Tuesday, October 28, 2014

Jeremy Workman's provocative, enriching documentary, MAGICAL UNIVERSE opens

A surprise gift to the viewer, in rather the same manner as was the initial introduction, over a decade ago, a "gift" of outsider artist Al Carbee to documentarian Jeremy Workman by a journalist friend, MAGICAL UNIVERSE is proof plenty that Mr. Workman did not look the proverbial gift horse in the mouth. Instead, he and his girlfriend Astrid befriended Mr. Carbee, and out of this odd, endearing friendship has come one of the best documentaries of the year (hell, the decade, even the new century).

When I tell you that Carbee's claim to fame is creating environments using Barbie dolls which he then photographs, you may need to suppress an urge to run for the hills. Please do. For if you stick with this amazing documentary for even a few minutes, you'll be nailed. As it moves quickly along, it just gets better, deeper, more resonant and profound, more humane, moving and encompassing of so many important things that its title -- Magical Universe -- will not only refer to the world of Carbee and his Barbies but to the state you'll find yourself in by movie's end.

Back when I was a kid, big-budget films, in their advertisements, loved to brag about having been "ten years in the making!" or some such time frame. Oddly, this tiny little 80-minute documentary actually took ten years to complete. The photo of the filmmaker, at left, is perhaps how he looked before beginning work on his movie -- which he and Astrid never imagined, I suspect, would take so long nor
encompass so much. The photo at right, offers up Mr. Work-man now, speaking at one or another of the many festivals at which his film has been part. In telling the tale of Al Carbee, recently a widower when Jeremy and Astrid first met him, the filmmaker shows how a man with a lot of artistic talent (but perhaps not a lot of social skills) can turn that talent in on itself until it seems in danger of suffocating, maybe even dying out. And yet, as Carbee keeps telling himself and Workman, "Creative people just have to create!"

The filmmaker allows us to see a lot of Carbee's output -- from those Barbie creations to early work that shows the man to have been a terrific, if somewhat more conventional, artist (he loved the work of and wanted to become another Norman Rockwell).

Notes a New York gallery owner, a tad mystified, as Workman begins fishing for a possible showing of Carbee's work, "It's clear that he wants to offer pleasure to the viewer..."

"He's an eccentric," notes another person, who knows Carbee. "But he's a genuine eccentric!" I think you'll agree. Especially when the fellow get around to showing, telling, and writing copious letters and making long and bizarre videotapes sent to Jeremy and Astrid about the alternate universe he imagines. Or maybe lives in.

The odd and increasingly appealing thing about Carbee is that, although under other circumstances he might seem creepy and way too off-kilter, because the filmmaker care so much about him ("He seems like he could be my grandfather," Astrid notes), we come to feel the same thing.

## STATED PROBLEM
Pick up the review of the Al Carbee documentary after its last sentence and keep writing it. These lines have nothing to do with the review of the Al Carbee documentary.

## GIVEN DATA
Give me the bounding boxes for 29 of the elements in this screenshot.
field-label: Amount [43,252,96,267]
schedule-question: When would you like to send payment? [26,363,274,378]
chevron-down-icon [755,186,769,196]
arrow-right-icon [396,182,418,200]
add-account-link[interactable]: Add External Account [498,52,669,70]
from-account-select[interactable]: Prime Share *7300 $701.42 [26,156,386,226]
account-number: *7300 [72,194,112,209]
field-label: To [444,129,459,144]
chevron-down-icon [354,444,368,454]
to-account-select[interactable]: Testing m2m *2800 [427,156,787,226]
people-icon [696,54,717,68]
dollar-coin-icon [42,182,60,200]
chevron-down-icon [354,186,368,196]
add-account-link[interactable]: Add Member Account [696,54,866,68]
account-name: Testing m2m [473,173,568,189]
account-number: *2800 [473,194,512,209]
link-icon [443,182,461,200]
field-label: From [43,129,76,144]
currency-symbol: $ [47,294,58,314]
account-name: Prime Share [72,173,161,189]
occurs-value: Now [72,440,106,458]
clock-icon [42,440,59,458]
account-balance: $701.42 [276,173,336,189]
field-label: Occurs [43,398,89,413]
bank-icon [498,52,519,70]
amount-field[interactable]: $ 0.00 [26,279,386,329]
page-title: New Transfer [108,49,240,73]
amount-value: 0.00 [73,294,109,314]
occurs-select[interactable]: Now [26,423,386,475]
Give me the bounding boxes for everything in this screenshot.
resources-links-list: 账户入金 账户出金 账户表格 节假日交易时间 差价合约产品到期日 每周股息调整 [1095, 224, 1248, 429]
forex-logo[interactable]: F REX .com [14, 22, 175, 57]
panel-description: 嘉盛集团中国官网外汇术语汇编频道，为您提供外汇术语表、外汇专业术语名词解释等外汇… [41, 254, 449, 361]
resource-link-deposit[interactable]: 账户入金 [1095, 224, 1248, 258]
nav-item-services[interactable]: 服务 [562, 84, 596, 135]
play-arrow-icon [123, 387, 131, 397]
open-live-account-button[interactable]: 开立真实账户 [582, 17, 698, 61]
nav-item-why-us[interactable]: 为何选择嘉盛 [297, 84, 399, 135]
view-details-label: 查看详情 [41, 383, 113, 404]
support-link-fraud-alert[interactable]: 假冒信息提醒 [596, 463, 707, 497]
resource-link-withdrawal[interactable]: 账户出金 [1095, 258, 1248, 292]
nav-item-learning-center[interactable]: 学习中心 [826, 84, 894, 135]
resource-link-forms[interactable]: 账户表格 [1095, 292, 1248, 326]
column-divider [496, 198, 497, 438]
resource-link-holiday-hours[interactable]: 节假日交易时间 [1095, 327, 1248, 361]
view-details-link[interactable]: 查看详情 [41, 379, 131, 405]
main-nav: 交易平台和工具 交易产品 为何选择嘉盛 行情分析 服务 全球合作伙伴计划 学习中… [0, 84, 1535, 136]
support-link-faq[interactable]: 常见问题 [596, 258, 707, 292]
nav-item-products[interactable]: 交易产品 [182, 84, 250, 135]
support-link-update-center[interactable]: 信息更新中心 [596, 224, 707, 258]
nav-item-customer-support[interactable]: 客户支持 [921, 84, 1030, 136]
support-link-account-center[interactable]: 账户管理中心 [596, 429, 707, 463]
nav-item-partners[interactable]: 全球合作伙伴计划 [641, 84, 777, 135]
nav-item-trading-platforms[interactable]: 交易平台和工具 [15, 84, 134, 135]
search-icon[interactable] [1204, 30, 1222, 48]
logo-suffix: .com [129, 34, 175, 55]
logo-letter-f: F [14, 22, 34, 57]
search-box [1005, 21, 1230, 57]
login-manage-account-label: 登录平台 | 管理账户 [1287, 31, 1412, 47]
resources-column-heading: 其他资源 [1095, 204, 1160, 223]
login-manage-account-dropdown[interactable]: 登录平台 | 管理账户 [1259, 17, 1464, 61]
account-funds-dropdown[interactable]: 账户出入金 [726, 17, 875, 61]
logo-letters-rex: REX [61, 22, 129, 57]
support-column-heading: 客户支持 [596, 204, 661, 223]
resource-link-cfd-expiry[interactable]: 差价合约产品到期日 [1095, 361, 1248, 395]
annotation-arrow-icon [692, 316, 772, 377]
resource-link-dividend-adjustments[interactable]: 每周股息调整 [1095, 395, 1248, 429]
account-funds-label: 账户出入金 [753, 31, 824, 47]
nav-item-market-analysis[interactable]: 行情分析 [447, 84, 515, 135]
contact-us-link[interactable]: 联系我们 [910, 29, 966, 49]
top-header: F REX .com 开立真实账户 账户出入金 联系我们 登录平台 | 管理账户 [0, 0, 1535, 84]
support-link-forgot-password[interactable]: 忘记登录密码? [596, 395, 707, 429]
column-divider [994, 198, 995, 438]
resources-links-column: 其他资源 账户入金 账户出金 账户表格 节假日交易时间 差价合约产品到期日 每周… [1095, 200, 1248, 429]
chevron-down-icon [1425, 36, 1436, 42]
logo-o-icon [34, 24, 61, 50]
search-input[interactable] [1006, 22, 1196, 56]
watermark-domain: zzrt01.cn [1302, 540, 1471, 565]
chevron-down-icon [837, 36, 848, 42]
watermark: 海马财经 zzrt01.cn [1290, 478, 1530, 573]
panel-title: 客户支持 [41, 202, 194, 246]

---

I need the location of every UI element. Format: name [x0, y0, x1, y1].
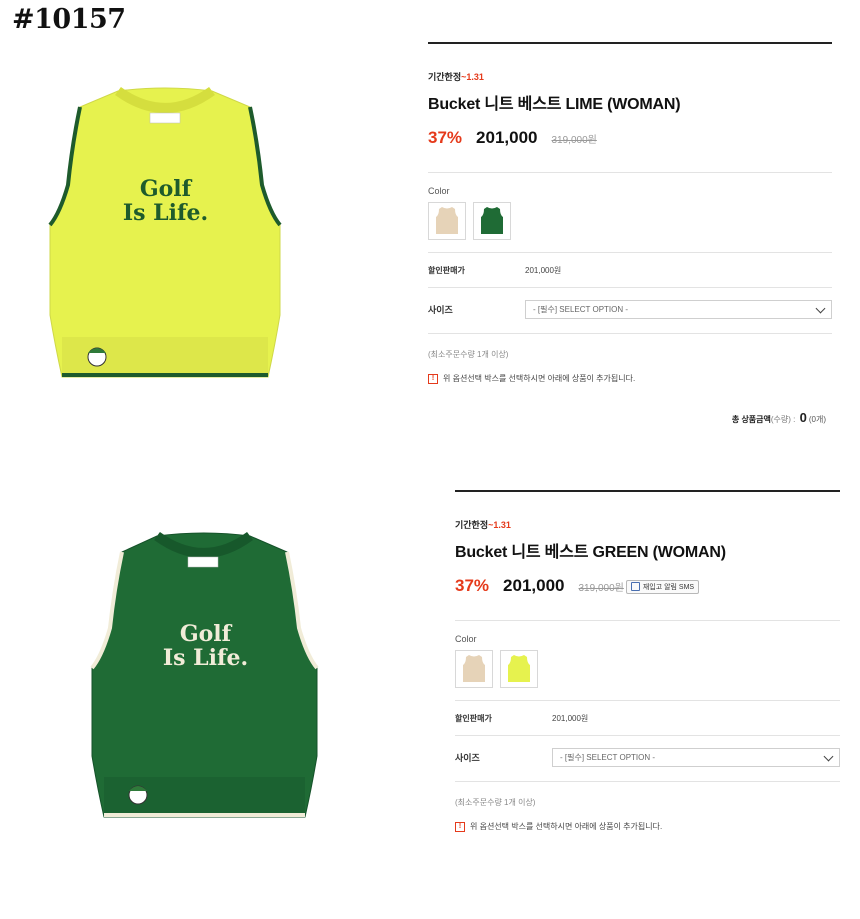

## TASK ANSWER
Workman's film is quite homemade. That accounts for much of the feeling we get of honesty and odd beauty. If at first it seems all over the place, slowly, the more we learn, the more it all comes together. We've seen over the years a lot of docs about artists and art -- this year two particularly good ones have been Art and Craft and Fifi Howls from Happiness -- but few I think have taken us this far into the mind, the universe of the artist as well as Workman's does. His film, like its subject, is an original.

Mr. Carbee understands that he seems strange to most people. "War is stupid," he notes at one point. "Does that sound weird?" But as someone else points out, regarding this odd fellow: "Craziness is only what you expect it to be."

I don't want to go into all that happens in the course of the film, for you deserve to experience it first-hand. There is a kind of crowning achievement here, however, and when Carbee is asked if this has made him happy, he tells us: "It frees me. It makes me part of the world of reality."

You'll have to see the movie to understand the ramifications of what the man's words mean. Can art accomplish anything -- other than what it achieves for the artist -- until it is seen and appreciated? The photographs of Vivian Maier make the case for the negative answer, just as Carbee's story underscores the positive aspects of sharing.

Magical Universe, quietly stunning and endlessly thought-provoking, calls to mind the purpose(s) of art and its worth -- to the artist and the viewer -- along with what it means to be creative, and how art can both cordon off the artist and make life open up. Of course, one man's art may be another man's hogwash. The film understands this, too, and so, I think did Carbee, whose story Workman has brought to such immense life -- and in the process, produced some art of his own.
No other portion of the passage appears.